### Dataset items
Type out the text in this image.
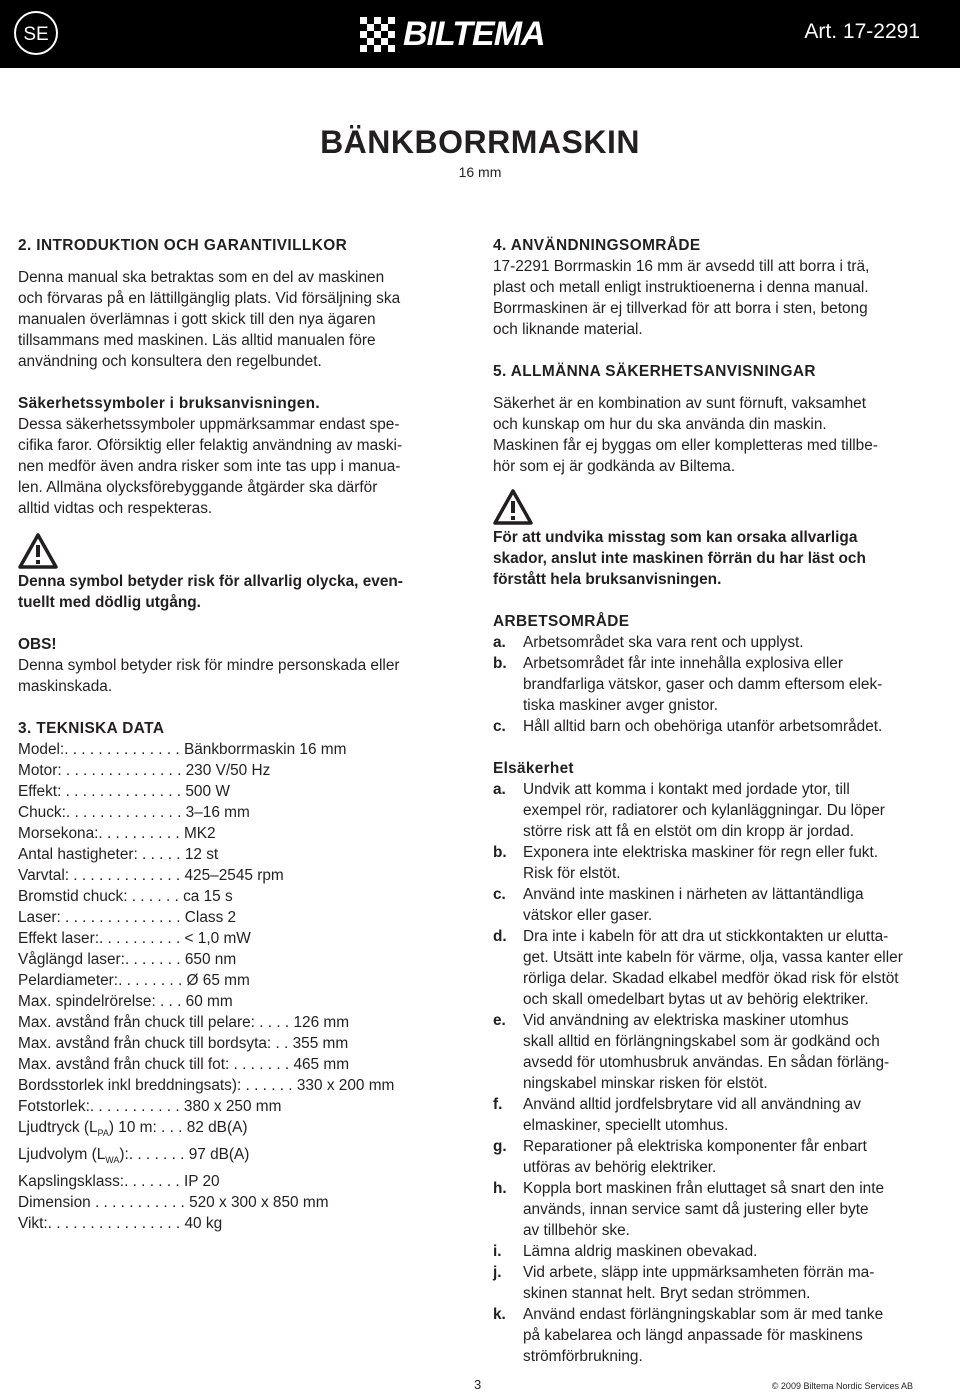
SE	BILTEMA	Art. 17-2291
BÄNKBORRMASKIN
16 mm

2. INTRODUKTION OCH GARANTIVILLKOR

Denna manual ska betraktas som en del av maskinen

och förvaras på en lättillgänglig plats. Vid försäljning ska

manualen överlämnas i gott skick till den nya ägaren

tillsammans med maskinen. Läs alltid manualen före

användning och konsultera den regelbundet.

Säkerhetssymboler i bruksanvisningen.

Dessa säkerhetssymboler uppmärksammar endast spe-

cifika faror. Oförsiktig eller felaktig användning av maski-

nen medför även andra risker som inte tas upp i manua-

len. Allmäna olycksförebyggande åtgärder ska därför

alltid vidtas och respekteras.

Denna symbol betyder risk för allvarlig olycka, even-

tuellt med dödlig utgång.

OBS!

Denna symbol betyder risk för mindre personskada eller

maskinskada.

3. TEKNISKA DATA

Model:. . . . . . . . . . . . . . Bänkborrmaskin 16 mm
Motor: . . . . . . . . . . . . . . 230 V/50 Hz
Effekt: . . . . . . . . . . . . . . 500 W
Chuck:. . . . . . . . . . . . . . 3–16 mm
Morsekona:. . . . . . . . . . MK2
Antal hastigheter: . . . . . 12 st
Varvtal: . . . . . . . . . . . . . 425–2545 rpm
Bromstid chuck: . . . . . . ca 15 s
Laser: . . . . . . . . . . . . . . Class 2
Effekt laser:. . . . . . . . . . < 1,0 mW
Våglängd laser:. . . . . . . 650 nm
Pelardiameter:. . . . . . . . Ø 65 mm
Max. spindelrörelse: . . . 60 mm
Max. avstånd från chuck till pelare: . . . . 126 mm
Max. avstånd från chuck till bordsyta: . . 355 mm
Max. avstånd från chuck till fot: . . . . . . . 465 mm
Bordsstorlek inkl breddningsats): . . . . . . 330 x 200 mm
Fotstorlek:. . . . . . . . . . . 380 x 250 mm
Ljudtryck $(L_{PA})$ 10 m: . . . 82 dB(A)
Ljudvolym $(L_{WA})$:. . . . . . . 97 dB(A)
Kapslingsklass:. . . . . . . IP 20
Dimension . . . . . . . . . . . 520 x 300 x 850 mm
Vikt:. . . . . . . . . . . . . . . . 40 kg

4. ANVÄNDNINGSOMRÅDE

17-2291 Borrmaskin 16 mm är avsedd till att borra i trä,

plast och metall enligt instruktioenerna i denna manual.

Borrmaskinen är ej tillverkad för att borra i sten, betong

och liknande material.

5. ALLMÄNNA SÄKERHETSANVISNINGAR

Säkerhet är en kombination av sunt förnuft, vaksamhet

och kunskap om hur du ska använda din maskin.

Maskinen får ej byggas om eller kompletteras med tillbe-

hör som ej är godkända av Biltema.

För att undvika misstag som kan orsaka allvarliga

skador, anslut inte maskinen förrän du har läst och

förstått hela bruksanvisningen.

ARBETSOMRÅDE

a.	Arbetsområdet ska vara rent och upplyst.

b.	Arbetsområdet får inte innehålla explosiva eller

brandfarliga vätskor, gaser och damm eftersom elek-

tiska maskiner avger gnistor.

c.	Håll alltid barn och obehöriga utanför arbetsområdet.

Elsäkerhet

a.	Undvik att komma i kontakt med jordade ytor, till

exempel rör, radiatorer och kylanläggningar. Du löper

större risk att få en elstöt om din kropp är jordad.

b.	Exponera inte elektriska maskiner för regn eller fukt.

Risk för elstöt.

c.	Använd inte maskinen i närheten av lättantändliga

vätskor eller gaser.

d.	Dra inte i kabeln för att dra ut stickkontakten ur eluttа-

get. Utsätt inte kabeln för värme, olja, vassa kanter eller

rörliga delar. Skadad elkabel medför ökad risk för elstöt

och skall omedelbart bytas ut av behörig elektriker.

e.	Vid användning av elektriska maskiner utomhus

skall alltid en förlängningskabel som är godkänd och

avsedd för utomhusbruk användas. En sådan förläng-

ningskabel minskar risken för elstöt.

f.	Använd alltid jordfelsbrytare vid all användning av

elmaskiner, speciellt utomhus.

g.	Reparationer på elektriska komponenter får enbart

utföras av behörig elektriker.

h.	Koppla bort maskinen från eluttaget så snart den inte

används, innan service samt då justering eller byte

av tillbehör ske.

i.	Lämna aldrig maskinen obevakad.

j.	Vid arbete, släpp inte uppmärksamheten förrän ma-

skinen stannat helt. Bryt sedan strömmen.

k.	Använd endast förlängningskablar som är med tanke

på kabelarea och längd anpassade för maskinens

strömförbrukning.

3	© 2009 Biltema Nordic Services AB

---

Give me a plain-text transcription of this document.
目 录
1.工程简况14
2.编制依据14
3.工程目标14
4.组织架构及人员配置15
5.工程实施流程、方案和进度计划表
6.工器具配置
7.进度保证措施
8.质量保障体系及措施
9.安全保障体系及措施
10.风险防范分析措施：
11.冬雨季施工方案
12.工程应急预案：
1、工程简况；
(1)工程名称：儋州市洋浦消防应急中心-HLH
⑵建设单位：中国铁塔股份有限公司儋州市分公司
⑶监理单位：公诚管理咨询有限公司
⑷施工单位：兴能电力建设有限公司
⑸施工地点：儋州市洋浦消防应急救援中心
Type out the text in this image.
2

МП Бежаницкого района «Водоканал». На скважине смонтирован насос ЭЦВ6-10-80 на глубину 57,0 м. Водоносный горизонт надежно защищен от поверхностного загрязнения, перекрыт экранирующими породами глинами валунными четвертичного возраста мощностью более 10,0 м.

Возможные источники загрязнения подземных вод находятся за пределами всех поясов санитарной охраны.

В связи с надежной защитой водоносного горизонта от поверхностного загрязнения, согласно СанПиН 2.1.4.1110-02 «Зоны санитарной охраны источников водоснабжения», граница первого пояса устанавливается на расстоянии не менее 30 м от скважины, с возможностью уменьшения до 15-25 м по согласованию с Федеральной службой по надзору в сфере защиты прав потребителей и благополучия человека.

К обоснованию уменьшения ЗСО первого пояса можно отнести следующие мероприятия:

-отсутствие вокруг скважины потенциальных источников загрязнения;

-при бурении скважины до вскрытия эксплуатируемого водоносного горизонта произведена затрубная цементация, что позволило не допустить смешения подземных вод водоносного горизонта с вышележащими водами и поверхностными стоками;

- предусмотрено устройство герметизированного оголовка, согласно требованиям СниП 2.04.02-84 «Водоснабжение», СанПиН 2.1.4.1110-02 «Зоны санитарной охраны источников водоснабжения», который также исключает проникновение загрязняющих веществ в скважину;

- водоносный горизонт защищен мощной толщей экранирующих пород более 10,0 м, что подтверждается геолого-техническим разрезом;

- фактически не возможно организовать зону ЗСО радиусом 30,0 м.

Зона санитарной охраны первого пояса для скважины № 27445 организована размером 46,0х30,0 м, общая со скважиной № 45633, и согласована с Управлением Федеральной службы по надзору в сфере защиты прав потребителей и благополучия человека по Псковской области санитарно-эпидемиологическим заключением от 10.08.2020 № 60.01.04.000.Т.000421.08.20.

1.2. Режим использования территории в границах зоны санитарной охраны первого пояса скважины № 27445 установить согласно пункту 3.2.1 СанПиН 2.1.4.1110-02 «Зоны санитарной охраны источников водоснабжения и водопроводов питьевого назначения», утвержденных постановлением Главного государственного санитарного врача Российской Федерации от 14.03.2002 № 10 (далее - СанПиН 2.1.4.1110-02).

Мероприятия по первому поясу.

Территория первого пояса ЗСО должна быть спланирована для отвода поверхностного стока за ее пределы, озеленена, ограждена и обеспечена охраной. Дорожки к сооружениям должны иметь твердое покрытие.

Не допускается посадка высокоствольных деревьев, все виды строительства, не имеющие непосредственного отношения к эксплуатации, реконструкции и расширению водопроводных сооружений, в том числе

### Task objective
Select and copy every line from the records that includes the word "человека".

### Exercise solution
В связи с надежной защитой водоносного горизонта от поверхностного загрязнения, согласно СанПиН 2.1.4.1110-02 «Зоны санитарной охраны источников водоснабжения», граница первого пояса устанавливается на расстоянии не менее 30 м от скважины, с возможностью уменьшения до 15-25 м по согласованию с Федеральной службой по надзору в сфере защиты прав потребителей и благополучия человека.
Зона санитарной охраны первого пояса для скважины № 27445 организована размером 46,0х30,0 м, общая со скважиной № 45633, и согласована с Управлением Федеральной службы по надзору в сфере защиты прав потребителей и благополучия человека по Псковской области санитарно-эпидемиологическим заключением от 10.08.2020 № 60.01.04.000.Т.000421.08.20.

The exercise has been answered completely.